• **Directions**: Every entry that follows should be reproduced exactly.
[begin Task material]
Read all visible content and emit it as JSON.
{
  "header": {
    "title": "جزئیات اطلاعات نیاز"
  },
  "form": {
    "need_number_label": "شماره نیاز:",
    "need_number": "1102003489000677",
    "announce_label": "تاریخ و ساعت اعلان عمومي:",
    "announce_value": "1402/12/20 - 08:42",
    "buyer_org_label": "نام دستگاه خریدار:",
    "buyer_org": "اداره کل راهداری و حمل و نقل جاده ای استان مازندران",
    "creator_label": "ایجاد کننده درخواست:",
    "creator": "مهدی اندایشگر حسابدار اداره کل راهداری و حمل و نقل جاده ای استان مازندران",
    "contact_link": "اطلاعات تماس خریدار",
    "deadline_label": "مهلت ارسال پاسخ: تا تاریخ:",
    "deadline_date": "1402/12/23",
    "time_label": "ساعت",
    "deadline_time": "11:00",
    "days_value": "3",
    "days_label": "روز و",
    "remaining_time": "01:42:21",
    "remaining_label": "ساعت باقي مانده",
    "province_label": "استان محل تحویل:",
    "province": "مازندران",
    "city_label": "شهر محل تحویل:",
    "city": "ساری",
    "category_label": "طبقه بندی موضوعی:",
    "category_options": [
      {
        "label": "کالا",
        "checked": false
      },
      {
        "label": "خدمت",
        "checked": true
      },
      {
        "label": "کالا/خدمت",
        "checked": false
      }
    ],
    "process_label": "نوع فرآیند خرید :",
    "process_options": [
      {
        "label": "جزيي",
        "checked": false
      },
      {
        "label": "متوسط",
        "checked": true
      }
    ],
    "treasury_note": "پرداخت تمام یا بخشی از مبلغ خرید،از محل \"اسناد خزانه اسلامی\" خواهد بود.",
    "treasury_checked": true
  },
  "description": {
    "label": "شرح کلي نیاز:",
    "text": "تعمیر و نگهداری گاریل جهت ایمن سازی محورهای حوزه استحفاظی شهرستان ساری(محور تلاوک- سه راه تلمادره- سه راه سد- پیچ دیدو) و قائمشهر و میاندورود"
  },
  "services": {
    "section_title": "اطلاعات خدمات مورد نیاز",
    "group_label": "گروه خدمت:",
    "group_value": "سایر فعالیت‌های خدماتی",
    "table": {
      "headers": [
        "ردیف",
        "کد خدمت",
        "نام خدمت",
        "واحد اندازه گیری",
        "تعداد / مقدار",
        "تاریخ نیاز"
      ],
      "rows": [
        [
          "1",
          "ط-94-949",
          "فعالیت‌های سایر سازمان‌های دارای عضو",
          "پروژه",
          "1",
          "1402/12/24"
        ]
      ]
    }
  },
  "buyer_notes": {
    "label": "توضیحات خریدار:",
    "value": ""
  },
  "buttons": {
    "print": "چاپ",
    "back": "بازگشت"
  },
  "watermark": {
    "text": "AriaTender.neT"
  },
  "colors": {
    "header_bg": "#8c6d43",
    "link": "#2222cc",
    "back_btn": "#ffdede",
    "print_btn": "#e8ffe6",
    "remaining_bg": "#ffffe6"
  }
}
[end Task material]
• **Correct result**:
Read all visible content and emit it as JSON.
{
  "header": {
    "title": "جزئیات اطلاعات نیاز"
  },
  "form": {
    "need_number_label": "شماره نیاز:",
    "need_number": "1102003489000677",
    "announce_label": "تاریخ و ساعت اعلان عمومي:",
    "announce_value": "1402/12/20 - 08:42",
    "buyer_org_label": "نام دستگاه خریدار:",
    "buyer_org": "اداره کل راهداری و حمل و نقل جاده ای استان مازندران",
    "creator_label": "ایجاد کننده درخواست:",
    "creator": "مهدی اندایشگر حسابدار اداره کل راهداری و حمل و نقل جاده ای استان مازندران",
    "contact_link": "اطلاعات تماس خریدار",
    "deadline_label": "مهلت ارسال پاسخ: تا تاریخ:",
    "deadline_date": "1402/12/23",
    "time_label": "ساعت",
    "deadline_time": "11:00",
    "days_value": "3",
    "days_label": "روز و",
    "remaining_time": "01:42:21",
    "remaining_label": "ساعت باقي مانده",
    "province_label": "استان محل تحویل:",
    "province": "مازندران",
    "city_label": "شهر محل تحویل:",
    "city": "ساری",
    "category_label": "طبقه بندی موضوعی:",
    "category_options": [
      {
        "label": "کالا",
        "checked": false
      },
      {
        "label": "خدمت",
        "checked": true
      },
      {
        "label": "کالا/خدمت",
        "checked": false
      }
    ],
    "process_label": "نوع فرآیند خرید :",
    "process_options": [
      {
        "label": "جزيي",
        "checked": false
      },
      {
        "label": "متوسط",
        "checked": true
      }
    ],
    "treasury_note": "پرداخت تمام یا بخشی از مبلغ خرید،از محل \"اسناد خزانه اسلامی\" خواهد بود.",
    "treasury_checked": true
  },
  "description": {
    "label": "شرح کلي نیاز:",
    "text": "تعمیر و نگهداری گاریل جهت ایمن سازی محورهای حوزه استحفاظی شهرستان ساری(محور تلاوک- سه راه تلمادره- سه راه سد- پیچ دیدو) و قائمشهر و میاندورود"
  },
  "services": {
    "section_title": "اطلاعات خدمات مورد نیاز",
    "group_label": "گروه خدمت:",
    "group_value": "سایر فعالیت‌های خدماتی",
    "table": {
      "headers": [
        "ردیف",
        "کد خدمت",
        "نام خدمت",
        "واحد اندازه گیری",
        "تعداد / مقدار",
        "تاریخ نیاز"
      ],
      "rows": [
        [
          "1",
          "ط-94-949",
          "فعالیت‌های سایر سازمان‌های دارای عضو",
          "پروژه",
          "1",
          "1402/12/24"
        ]
      ]
    }
  },
  "buyer_notes": {
    "label": "توضیحات خریدار:",
    "value": ""
  },
  "buttons": {
    "print": "چاپ",
    "back": "بازگشت"
  },
  "watermark": {
    "text": "AriaTender.neT"
  },
  "colors": {
    "header_bg": "#8c6d43",
    "link": "#2222cc",
    "back_btn": "#ffdede",
    "print_btn": "#e8ffe6",
    "remaining_bg": "#ffffe6"
  }
}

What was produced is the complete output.